(Stored data entries)

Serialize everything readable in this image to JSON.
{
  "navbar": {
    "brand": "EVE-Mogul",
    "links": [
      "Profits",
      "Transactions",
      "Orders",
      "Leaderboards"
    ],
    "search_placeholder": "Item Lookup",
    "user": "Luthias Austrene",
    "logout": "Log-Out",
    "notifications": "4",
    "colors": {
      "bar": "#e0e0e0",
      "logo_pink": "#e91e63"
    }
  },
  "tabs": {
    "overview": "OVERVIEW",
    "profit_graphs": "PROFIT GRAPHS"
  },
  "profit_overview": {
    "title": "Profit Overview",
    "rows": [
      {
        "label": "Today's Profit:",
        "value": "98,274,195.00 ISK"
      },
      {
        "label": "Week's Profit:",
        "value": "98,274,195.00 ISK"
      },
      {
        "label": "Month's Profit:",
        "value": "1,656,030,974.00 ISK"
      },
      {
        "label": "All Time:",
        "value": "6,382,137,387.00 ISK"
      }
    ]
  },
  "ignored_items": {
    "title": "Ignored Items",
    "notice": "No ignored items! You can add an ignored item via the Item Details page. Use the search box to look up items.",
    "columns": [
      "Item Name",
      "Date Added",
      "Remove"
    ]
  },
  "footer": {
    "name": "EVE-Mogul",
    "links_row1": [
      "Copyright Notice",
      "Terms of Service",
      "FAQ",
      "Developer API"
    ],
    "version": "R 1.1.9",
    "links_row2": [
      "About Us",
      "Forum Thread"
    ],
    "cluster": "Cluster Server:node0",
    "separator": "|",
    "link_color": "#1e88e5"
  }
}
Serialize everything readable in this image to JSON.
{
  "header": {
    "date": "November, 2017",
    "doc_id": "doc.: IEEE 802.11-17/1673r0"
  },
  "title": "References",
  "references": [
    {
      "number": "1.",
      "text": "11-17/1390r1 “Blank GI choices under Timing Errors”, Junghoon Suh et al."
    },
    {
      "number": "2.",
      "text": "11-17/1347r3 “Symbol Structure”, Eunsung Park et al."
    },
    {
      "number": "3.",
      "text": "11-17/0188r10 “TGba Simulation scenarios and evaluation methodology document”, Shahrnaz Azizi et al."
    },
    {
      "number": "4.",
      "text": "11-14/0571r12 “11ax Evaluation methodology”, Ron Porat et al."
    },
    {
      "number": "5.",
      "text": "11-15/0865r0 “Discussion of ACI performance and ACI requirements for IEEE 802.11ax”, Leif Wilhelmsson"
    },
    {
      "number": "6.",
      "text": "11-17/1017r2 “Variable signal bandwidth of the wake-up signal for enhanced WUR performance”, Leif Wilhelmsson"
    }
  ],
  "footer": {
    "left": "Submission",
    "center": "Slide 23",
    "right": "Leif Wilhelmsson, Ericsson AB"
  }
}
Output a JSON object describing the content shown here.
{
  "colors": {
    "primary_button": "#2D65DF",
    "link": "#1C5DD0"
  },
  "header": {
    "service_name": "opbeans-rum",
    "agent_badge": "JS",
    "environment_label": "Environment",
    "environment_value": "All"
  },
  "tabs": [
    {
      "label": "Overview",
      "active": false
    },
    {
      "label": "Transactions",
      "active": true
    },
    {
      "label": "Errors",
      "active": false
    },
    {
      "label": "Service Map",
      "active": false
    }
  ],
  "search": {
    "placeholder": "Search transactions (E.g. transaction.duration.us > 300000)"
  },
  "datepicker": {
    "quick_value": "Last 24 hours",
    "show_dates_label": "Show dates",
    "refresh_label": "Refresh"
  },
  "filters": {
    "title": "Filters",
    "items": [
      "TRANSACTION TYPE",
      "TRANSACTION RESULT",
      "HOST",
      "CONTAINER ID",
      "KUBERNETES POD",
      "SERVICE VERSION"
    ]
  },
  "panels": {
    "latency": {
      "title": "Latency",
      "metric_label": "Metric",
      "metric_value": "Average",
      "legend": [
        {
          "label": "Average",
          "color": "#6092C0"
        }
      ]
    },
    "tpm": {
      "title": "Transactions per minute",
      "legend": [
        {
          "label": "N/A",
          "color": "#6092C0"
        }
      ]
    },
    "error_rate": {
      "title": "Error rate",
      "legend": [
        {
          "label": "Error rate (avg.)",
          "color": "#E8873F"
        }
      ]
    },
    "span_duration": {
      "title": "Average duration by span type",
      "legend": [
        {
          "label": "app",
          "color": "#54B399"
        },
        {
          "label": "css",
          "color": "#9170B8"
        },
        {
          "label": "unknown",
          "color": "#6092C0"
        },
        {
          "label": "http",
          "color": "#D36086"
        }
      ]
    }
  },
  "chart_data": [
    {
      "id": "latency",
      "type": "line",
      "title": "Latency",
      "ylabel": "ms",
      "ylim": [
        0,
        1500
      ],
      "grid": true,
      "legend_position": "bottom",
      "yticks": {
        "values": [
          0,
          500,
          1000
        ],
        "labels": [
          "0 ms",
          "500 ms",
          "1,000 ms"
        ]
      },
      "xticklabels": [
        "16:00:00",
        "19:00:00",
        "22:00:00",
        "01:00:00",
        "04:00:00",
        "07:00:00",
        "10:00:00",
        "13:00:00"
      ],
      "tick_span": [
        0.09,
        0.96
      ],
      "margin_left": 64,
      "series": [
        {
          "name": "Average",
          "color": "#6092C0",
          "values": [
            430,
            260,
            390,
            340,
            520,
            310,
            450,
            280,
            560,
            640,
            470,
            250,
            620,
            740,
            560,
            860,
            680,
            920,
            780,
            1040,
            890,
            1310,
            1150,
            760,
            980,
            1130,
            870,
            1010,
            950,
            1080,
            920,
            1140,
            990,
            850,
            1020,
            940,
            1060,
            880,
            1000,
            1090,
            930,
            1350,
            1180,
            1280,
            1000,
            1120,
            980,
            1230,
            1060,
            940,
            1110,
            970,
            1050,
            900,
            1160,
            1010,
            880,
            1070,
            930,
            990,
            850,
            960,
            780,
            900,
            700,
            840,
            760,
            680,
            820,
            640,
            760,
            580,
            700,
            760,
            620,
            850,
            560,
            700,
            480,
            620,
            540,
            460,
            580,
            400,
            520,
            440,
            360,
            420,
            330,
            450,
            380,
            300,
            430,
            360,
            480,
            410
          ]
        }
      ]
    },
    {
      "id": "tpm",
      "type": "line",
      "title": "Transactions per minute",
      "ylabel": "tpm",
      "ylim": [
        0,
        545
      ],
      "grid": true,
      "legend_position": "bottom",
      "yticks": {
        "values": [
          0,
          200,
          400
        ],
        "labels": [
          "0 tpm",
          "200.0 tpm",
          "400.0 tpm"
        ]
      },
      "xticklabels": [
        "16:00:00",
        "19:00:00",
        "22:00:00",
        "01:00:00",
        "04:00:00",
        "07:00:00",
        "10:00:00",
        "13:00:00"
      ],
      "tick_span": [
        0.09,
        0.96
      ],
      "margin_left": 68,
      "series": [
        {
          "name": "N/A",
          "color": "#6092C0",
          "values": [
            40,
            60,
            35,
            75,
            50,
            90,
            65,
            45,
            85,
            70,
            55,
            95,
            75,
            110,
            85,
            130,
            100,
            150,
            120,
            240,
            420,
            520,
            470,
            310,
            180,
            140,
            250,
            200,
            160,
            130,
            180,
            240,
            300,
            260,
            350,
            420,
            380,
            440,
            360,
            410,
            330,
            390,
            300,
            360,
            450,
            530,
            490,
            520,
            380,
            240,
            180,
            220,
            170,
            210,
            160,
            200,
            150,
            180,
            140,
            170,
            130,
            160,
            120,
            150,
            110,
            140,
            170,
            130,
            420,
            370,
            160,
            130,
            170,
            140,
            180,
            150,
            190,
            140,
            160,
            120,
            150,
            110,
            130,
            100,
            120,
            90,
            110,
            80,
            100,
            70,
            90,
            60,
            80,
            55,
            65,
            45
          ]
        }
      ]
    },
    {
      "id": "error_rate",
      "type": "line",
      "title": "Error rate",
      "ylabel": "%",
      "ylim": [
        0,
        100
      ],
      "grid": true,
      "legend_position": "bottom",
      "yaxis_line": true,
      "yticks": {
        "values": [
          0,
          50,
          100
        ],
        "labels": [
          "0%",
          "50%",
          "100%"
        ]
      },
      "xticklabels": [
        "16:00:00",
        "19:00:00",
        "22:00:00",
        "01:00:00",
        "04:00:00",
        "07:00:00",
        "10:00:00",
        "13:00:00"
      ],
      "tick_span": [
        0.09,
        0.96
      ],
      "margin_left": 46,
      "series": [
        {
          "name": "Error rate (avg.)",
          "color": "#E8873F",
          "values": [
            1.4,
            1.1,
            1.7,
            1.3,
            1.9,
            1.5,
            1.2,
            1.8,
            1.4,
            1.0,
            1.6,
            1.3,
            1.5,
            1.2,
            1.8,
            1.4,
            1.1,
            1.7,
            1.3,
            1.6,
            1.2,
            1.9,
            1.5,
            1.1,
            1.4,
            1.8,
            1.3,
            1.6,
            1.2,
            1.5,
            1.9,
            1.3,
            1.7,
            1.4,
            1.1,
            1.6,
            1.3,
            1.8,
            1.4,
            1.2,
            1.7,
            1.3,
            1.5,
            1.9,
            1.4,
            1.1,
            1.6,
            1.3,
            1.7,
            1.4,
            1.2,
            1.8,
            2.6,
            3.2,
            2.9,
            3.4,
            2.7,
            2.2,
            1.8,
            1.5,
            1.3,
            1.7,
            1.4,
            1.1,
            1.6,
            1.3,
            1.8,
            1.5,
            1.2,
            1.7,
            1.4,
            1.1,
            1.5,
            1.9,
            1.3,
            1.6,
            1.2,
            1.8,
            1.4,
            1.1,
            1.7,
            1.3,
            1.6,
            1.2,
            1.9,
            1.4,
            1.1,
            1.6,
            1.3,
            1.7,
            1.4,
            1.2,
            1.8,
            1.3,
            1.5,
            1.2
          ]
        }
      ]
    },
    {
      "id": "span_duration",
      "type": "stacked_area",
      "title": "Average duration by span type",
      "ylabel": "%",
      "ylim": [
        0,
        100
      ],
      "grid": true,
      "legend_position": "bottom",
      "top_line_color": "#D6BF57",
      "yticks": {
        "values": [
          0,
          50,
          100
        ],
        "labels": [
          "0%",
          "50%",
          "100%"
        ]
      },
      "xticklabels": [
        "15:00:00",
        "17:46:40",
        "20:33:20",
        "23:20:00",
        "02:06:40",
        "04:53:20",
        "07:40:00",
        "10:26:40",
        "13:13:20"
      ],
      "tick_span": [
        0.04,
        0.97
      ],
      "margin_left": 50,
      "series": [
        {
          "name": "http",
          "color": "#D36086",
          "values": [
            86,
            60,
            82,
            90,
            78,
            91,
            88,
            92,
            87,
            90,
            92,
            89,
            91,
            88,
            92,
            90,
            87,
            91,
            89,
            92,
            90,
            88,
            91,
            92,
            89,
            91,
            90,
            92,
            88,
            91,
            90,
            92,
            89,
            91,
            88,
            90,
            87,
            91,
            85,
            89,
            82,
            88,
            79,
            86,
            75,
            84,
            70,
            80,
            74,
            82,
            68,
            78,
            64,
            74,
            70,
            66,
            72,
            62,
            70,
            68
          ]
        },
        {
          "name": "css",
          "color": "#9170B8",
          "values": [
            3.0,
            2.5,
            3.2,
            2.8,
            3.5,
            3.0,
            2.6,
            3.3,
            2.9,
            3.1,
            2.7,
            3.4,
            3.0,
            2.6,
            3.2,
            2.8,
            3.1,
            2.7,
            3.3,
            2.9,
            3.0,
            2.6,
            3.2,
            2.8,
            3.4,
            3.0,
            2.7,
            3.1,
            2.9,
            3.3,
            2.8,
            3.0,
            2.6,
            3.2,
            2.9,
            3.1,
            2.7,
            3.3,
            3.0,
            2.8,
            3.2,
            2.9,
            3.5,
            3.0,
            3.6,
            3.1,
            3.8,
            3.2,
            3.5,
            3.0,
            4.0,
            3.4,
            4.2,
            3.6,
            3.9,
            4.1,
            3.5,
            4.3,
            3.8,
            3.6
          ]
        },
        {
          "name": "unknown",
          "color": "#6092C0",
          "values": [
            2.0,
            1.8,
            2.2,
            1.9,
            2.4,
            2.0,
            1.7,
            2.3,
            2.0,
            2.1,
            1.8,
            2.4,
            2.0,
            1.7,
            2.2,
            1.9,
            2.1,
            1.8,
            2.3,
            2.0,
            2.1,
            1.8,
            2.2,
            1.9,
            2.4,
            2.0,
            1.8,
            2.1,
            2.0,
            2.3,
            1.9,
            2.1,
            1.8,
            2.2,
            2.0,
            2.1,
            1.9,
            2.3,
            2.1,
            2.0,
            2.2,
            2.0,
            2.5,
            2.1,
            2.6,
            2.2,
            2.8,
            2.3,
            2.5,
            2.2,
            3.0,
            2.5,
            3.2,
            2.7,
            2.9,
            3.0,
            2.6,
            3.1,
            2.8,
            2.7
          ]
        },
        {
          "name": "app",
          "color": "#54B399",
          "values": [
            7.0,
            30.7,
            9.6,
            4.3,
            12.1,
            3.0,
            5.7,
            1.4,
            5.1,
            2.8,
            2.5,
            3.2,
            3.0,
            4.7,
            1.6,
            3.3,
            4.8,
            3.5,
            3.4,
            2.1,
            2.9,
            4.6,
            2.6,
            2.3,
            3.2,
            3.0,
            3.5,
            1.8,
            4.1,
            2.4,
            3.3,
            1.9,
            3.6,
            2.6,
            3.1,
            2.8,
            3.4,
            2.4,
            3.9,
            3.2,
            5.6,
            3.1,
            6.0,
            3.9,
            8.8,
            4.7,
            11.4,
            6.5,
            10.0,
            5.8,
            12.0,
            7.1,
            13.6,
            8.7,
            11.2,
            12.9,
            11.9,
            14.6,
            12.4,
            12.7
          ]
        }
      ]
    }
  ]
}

» Exercise goal
Gather from the data above every line with the string "Average".

» Response to the exercise
      "metric_value": "Average",
          "label": "Average",
      "title": "Average duration by span type",
          "name": "Average",
      "title": "Average duration by span type",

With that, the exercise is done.